== REQUIREMENTS ==
Extract each line where the string "will" shows up.

== INFORMATION PROVIDED ==
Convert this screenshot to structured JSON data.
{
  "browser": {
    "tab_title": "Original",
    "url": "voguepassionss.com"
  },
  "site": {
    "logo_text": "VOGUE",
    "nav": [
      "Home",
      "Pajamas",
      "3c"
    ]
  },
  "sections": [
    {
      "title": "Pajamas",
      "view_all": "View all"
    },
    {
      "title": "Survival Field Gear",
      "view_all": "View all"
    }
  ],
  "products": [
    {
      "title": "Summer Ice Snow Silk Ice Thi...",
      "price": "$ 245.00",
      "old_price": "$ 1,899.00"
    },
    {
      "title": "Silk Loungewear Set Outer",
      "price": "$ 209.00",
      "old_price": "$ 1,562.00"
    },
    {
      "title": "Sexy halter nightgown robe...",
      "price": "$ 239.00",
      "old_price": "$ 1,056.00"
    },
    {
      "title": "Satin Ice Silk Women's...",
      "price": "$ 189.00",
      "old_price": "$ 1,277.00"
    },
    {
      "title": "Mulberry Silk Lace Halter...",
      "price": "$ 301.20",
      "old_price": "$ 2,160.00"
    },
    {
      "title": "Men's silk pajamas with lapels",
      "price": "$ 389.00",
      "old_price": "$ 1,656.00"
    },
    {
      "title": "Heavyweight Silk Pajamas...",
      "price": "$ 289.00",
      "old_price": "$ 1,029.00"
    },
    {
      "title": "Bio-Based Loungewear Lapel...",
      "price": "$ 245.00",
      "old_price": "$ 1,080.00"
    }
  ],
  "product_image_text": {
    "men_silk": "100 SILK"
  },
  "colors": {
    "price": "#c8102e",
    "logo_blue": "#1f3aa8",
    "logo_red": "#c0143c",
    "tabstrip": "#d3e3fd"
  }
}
==
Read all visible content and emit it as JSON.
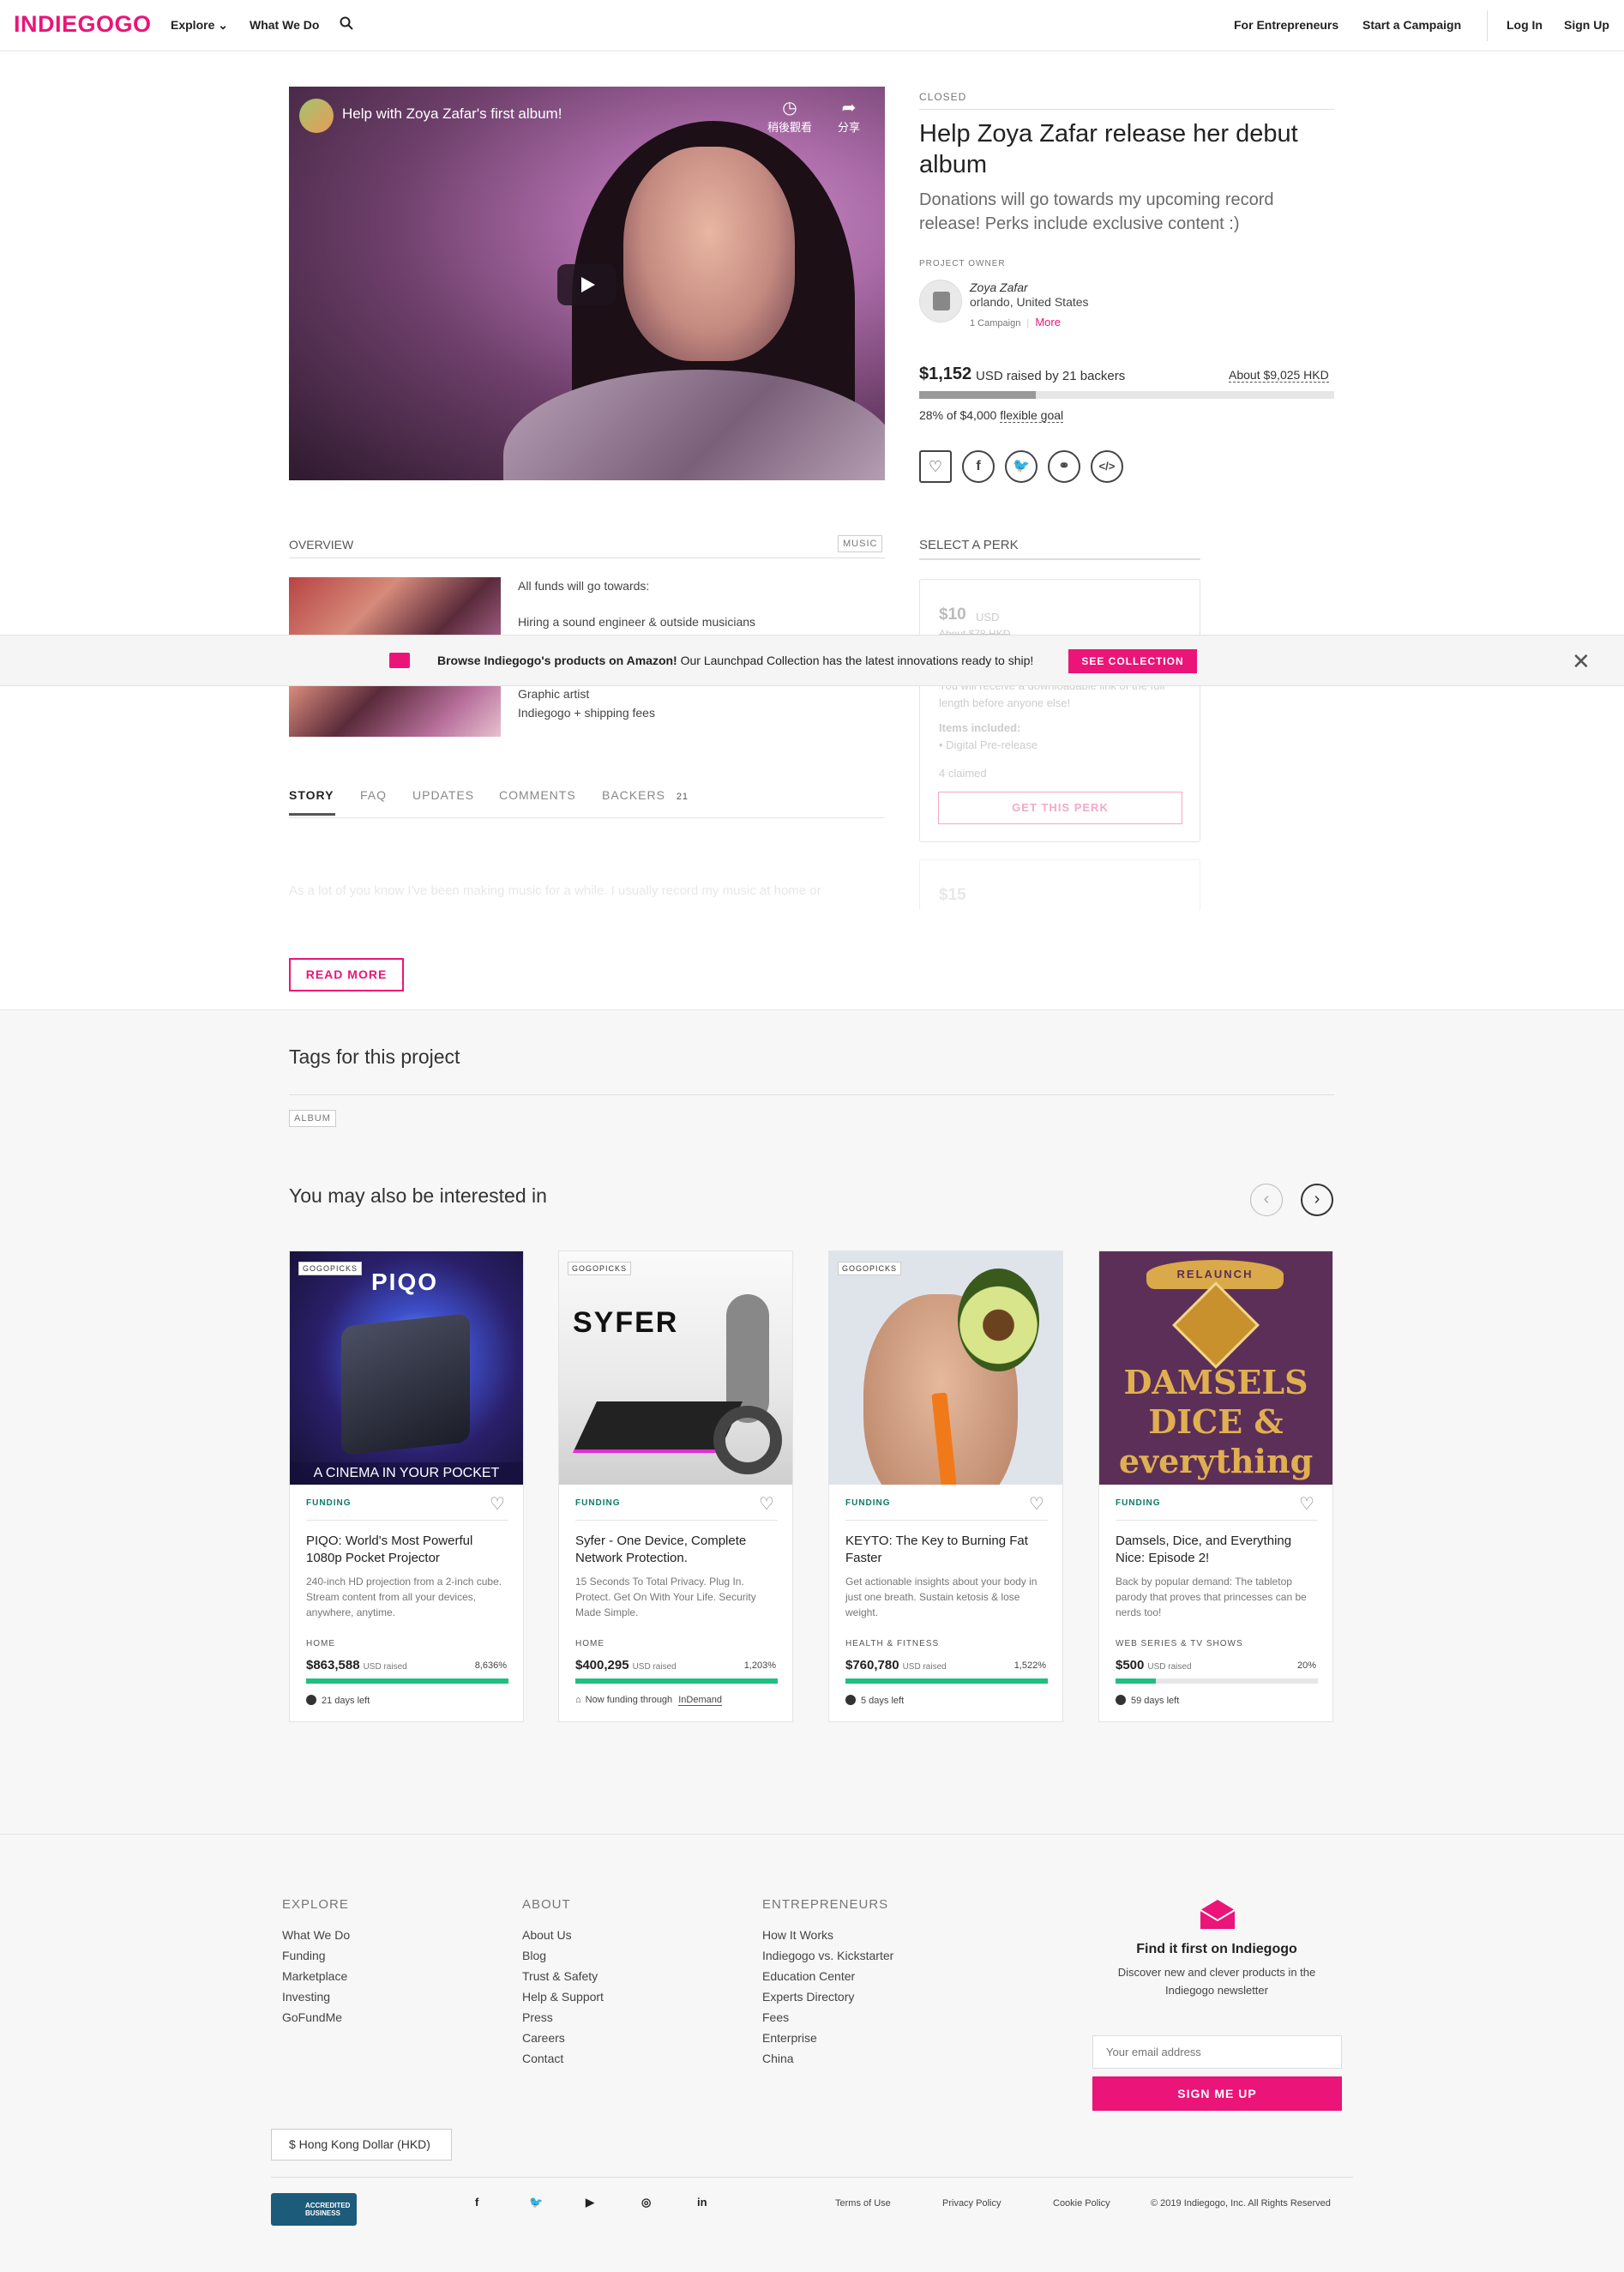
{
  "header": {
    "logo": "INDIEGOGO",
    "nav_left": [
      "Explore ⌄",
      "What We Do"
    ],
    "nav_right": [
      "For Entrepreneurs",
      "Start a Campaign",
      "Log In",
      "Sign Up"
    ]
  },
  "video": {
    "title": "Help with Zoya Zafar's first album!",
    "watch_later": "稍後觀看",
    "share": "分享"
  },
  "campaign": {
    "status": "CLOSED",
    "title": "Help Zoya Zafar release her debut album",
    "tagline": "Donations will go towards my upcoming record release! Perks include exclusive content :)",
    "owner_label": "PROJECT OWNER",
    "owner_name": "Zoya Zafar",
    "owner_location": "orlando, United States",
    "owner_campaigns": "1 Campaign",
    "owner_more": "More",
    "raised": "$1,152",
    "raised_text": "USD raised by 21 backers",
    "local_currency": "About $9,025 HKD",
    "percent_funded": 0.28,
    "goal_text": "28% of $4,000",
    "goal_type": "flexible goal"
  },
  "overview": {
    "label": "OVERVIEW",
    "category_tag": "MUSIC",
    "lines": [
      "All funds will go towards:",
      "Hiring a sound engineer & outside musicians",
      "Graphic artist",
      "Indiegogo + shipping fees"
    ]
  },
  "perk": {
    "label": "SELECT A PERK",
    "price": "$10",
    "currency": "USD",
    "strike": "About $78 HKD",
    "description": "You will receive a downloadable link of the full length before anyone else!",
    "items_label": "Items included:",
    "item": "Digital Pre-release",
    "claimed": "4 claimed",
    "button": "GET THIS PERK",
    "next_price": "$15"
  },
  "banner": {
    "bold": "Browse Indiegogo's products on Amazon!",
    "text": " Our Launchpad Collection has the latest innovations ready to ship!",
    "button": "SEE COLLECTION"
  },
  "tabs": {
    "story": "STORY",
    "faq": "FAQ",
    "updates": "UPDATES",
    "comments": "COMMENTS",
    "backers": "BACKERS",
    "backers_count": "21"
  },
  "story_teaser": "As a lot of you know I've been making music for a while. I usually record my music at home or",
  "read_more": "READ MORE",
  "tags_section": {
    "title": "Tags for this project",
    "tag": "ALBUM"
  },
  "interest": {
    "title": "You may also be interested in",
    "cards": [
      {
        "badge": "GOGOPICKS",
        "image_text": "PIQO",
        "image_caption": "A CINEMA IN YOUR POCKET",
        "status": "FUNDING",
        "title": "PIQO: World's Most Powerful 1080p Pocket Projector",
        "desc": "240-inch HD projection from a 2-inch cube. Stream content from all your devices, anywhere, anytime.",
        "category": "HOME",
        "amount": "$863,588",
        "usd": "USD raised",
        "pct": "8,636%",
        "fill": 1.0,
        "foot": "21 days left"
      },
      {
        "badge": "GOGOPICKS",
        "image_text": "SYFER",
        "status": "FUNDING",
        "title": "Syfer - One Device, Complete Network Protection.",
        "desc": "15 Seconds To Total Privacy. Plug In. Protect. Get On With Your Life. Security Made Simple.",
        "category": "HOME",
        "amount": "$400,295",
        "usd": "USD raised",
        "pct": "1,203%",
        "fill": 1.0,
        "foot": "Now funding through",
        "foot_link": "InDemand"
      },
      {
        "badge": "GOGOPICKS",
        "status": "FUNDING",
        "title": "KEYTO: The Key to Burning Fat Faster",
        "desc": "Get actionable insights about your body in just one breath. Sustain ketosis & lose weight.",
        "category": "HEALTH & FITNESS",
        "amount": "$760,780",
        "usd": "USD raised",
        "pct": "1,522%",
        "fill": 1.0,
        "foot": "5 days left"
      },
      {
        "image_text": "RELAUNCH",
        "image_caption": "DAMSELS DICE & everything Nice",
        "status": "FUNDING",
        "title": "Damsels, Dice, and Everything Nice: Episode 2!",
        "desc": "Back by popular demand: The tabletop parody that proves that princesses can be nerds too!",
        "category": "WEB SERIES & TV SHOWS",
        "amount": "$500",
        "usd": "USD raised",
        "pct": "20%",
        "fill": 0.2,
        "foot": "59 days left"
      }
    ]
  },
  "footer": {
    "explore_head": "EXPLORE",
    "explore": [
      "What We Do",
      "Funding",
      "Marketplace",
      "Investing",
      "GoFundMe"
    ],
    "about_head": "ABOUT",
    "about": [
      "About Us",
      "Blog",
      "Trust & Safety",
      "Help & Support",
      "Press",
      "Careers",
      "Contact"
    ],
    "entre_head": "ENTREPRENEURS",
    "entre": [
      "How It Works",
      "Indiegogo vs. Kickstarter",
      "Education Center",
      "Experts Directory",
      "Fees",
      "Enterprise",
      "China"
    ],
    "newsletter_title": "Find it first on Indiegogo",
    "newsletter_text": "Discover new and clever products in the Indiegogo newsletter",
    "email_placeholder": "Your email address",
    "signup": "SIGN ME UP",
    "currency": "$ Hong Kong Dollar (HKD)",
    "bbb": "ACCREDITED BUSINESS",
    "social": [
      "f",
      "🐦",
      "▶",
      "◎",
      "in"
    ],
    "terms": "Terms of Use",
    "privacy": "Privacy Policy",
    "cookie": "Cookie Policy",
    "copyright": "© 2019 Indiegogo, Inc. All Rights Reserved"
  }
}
---
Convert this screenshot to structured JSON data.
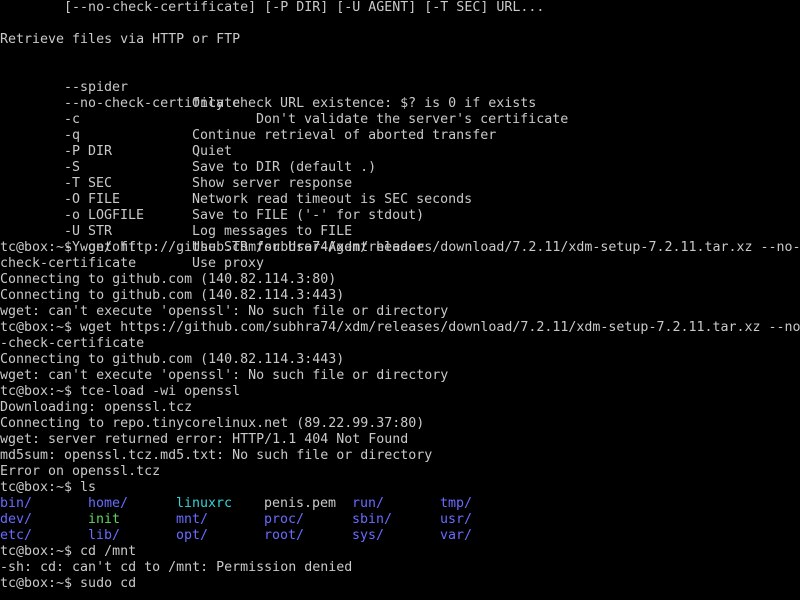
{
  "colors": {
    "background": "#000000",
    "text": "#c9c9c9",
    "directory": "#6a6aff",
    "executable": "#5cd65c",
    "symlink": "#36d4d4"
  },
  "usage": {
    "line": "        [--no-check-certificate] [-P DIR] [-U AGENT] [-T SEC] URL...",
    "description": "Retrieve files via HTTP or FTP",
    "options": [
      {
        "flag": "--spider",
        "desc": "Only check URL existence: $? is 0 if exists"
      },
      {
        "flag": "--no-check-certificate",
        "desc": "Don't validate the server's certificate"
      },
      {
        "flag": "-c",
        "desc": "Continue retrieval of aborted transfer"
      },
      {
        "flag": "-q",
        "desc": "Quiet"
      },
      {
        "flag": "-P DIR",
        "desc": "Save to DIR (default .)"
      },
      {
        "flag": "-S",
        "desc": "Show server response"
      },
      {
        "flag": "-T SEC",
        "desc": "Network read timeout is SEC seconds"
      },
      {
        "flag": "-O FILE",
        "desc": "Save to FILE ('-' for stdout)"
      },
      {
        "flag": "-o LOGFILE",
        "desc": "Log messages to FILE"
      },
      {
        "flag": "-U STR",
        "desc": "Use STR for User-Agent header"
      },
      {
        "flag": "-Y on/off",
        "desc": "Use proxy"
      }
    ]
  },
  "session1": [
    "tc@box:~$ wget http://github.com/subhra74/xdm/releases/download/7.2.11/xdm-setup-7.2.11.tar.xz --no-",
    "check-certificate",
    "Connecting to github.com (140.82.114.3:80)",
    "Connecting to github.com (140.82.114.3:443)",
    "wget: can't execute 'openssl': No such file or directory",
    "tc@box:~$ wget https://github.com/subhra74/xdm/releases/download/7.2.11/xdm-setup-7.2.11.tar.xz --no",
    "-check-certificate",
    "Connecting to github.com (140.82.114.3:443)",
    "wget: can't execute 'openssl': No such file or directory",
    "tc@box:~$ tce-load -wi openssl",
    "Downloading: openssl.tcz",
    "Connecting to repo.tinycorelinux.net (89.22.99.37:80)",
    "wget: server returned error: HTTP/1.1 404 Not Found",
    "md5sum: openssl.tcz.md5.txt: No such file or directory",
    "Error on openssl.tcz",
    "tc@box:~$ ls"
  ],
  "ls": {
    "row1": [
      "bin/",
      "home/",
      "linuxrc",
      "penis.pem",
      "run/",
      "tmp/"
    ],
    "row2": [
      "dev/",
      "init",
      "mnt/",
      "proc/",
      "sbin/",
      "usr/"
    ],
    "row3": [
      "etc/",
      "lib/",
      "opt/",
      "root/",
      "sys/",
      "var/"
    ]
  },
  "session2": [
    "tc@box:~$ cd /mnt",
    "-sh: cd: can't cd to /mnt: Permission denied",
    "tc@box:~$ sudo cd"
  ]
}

== WRITTEN REPLY ==
    "tagline": "Donations will go towards my upcoming record release! Perks include exclusive content :)",
      "All funds will go towards:",
    "description": "You will receive a downloadable link of the full length before anyone else!",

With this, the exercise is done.